◆ Input for this task
<<<<

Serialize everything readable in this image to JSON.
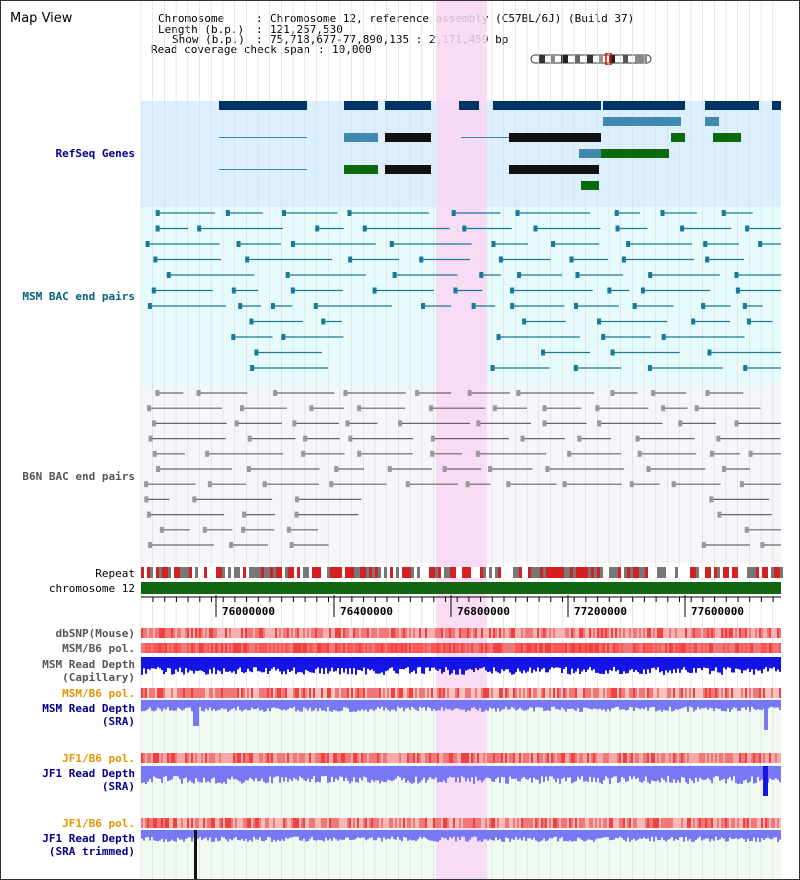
{
  "title": "Map View",
  "info": {
    "chromosome_key": "Chromosome",
    "chromosome_val": "Chromosome 12, reference assembly (C57BL/6J) (Build 37)",
    "length_key": "Length (b.p.)",
    "length_val": "121,257,530",
    "show_key": "Show (b.p.)",
    "show_val": "75,718,677-77,890,135 : 2,171,459 bp",
    "coverage_key": "Read coverage check span",
    "coverage_val": "10,000"
  },
  "tracks": {
    "refseq": "RefSeq Genes",
    "msm_bac": "MSM BAC end pairs",
    "b6n_bac": "B6N BAC end pairs",
    "repeat": "Repeat",
    "chromosome": "chromosome 12",
    "dbsnp": "dbSNP(Mouse)",
    "msm_b6_pol_1": "MSM/B6 pol.",
    "msm_read_depth_cap_1": "MSM Read Depth",
    "msm_read_depth_cap_2": "(Capillary)",
    "msm_b6_pol_2": "MSM/B6 pol.",
    "msm_read_depth_sra_1": "MSM Read Depth",
    "msm_read_depth_sra_2": "(SRA)",
    "jf1_b6_pol_1": "JF1/B6 pol.",
    "jf1_read_depth_sra_1": "JF1 Read Depth",
    "jf1_read_depth_sra_2": "(SRA)",
    "jf1_b6_pol_2": "JF1/B6 pol.",
    "jf1_read_depth_trim_1": "JF1 Read Depth",
    "jf1_read_depth_trim_2": "(SRA trimmed)"
  },
  "axis_ticks": [
    "76000000",
    "76400000",
    "76800000",
    "77200000",
    "77600000"
  ],
  "colors": {
    "refseq_bg": "#dcefff",
    "msm_bg": "#e6fcfc",
    "b6n_bg": "#f6f6fa",
    "highlight": "#f9d6f3",
    "chromosome": "#116611",
    "gene_dark": "#003366",
    "gene_mid": "#3f88b0",
    "gene_green": "#0b6b0b",
    "msm_pair": "#1a7a96",
    "b6n_pair": "#666666",
    "depth_blue": "#1414e6",
    "depth_light": "#7878f4"
  }
}
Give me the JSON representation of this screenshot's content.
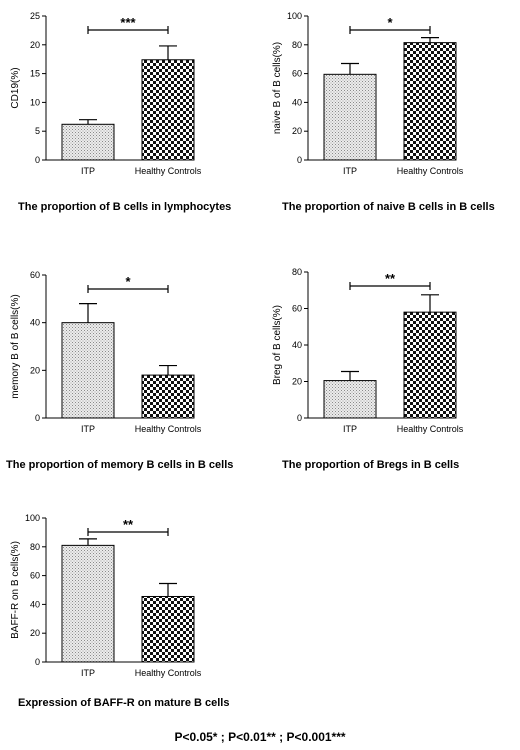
{
  "chart_data": [
    {
      "type": "bar",
      "title": "The proportion of B cells in lymphocytes",
      "ylabel": "CD19(%)",
      "categories": [
        "ITP",
        "Healthy Controls"
      ],
      "values": [
        6.2,
        17.4
      ],
      "errors": [
        0.8,
        2.4
      ],
      "ylim": [
        0,
        25
      ],
      "yticks": [
        0,
        5,
        10,
        15,
        20,
        25
      ],
      "significance": "***",
      "grid": false
    },
    {
      "type": "bar",
      "title": "The proportion of naive B cells in B cells",
      "ylabel": "naive B of B cells(%)",
      "categories": [
        "ITP",
        "Healthy Controls"
      ],
      "values": [
        59.5,
        81.5
      ],
      "errors": [
        7.5,
        3.5
      ],
      "ylim": [
        0,
        100
      ],
      "yticks": [
        0,
        20,
        40,
        60,
        80,
        100
      ],
      "significance": "*",
      "grid": false
    },
    {
      "type": "bar",
      "title": "The proportion of memory B cells in B cells",
      "ylabel": "memory B of B cells(%)",
      "categories": [
        "ITP",
        "Healthy Controls"
      ],
      "values": [
        40,
        18
      ],
      "errors": [
        8,
        4
      ],
      "ylim": [
        0,
        60
      ],
      "yticks": [
        0,
        20,
        40,
        60
      ],
      "significance": "*",
      "grid": false
    },
    {
      "type": "bar",
      "title": "The proportion of Bregs in B cells",
      "ylabel": "Breg of B cells(%)",
      "categories": [
        "ITP",
        "Healthy Controls"
      ],
      "values": [
        20.5,
        58
      ],
      "errors": [
        5,
        9.5
      ],
      "ylim": [
        0,
        80
      ],
      "yticks": [
        0,
        20,
        40,
        60,
        80
      ],
      "significance": "**",
      "grid": false
    },
    {
      "type": "bar",
      "title": "Expression of BAFF-R on mature B cells",
      "ylabel": "BAFF-R on B cells(%)",
      "categories": [
        "ITP",
        "Healthy Controls"
      ],
      "values": [
        81,
        45.5
      ],
      "errors": [
        4.5,
        9
      ],
      "ylim": [
        0,
        100
      ],
      "yticks": [
        0,
        20,
        40,
        60,
        80,
        100
      ],
      "significance": "**",
      "grid": false
    }
  ],
  "footnote": "P<0.05* ; P<0.01** ; P<0.001***"
}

>>>>

◆ Instructions to follow
Give the data above again exactly. Leave the pictures out.

◆ Exercise solution
Serialize everything readable in this image to JSON.
{
  "title": "Map View",
  "info": {
    "chromosome_key": "Chromosome",
    "chromosome_val": "Chromosome 12, reference assembly (C57BL/6J) (Build 37)",
    "length_key": "Length (b.p.)",
    "length_val": "121,257,530",
    "show_key": "Show (b.p.)",
    "show_val": "75,718,677-77,890,135 : 2,171,459 bp",
    "coverage_key": "Read coverage check span",
    "coverage_val": "10,000"
  },
  "tracks": {
    "refseq": "RefSeq Genes",
    "msm_bac": "MSM BAC end pairs",
    "b6n_bac": "B6N BAC end pairs",
    "repeat": "Repeat",
    "chromosome": "chromosome 12",
    "dbsnp": "dbSNP(Mouse)",
    "msm_b6_pol_1": "MSM/B6 pol.",
    "msm_read_depth_cap_1": "MSM Read Depth",
    "msm_read_depth_cap_2": "(Capillary)",
    "msm_b6_pol_2": "MSM/B6 pol.",
    "msm_read_depth_sra_1": "MSM Read Depth",
    "msm_read_depth_sra_2": "(SRA)",
    "jf1_b6_pol_1": "JF1/B6 pol.",
    "jf1_read_depth_sra_1": "JF1 Read Depth",
    "jf1_read_depth_sra_2": "(SRA)",
    "jf1_b6_pol_2": "JF1/B6 pol.",
    "jf1_read_depth_trim_1": "JF1 Read Depth",
    "jf1_read_depth_trim_2": "(SRA trimmed)"
  },
  "axis_ticks": [
    "76000000",
    "76400000",
    "76800000",
    "77200000",
    "77600000"
  ],
  "colors": {
    "refseq_bg": "#dcefff",
    "msm_bg": "#e6fcfc",
    "b6n_bg": "#f6f6fa",
    "highlight": "#f9d6f3",
    "chromosome": "#116611",
    "gene_dark": "#003366",
    "gene_mid": "#3f88b0",
    "gene_green": "#0b6b0b",
    "msm_pair": "#1a7a96",
    "b6n_pair": "#666666",
    "depth_blue": "#1414e6",
    "depth_light": "#7878f4"
  }
}
Give me the JSON representation of this screenshot's content.
{
  "chart_data": [
    {
      "type": "bar",
      "title": "The proportion of B cells in lymphocytes",
      "ylabel": "CD19(%)",
      "categories": [
        "ITP",
        "Healthy Controls"
      ],
      "values": [
        6.2,
        17.4
      ],
      "errors": [
        0.8,
        2.4
      ],
      "ylim": [
        0,
        25
      ],
      "yticks": [
        0,
        5,
        10,
        15,
        20,
        25
      ],
      "significance": "***",
      "grid": false
    },
    {
      "type": "bar",
      "title": "The proportion of naive B cells in B cells",
      "ylabel": "naive B of B cells(%)",
      "categories": [
        "ITP",
        "Healthy Controls"
      ],
      "values": [
        59.5,
        81.5
      ],
      "errors": [
        7.5,
        3.5
      ],
      "ylim": [
        0,
        100
      ],
      "yticks": [
        0,
        20,
        40,
        60,
        80,
        100
      ],
      "significance": "*",
      "grid": false
    },
    {
      "type": "bar",
      "title": "The proportion of memory B cells in B cells",
      "ylabel": "memory B of B cells(%)",
      "categories": [
        "ITP",
        "Healthy Controls"
      ],
      "values": [
        40,
        18
      ],
      "errors": [
        8,
        4
      ],
      "ylim": [
        0,
        60
      ],
      "yticks": [
        0,
        20,
        40,
        60
      ],
      "significance": "*",
      "grid": false
    },
    {
      "type": "bar",
      "title": "The proportion of Bregs in B cells",
      "ylabel": "Breg of B cells(%)",
      "categories": [
        "ITP",
        "Healthy Controls"
      ],
      "values": [
        20.5,
        58
      ],
      "errors": [
        5,
        9.5
      ],
      "ylim": [
        0,
        80
      ],
      "yticks": [
        0,
        20,
        40,
        60,
        80
      ],
      "significance": "**",
      "grid": false
    },
    {
      "type": "bar",
      "title": "Expression of BAFF-R on mature B cells",
      "ylabel": "BAFF-R on B cells(%)",
      "categories": [
        "ITP",
        "Healthy Controls"
      ],
      "values": [
        81,
        45.5
      ],
      "errors": [
        4.5,
        9
      ],
      "ylim": [
        0,
        100
      ],
      "yticks": [
        0,
        20,
        40,
        60,
        80,
        100
      ],
      "significance": "**",
      "grid": false
    }
  ],
  "footnote": "P<0.05* ; P<0.01** ; P<0.001***"
}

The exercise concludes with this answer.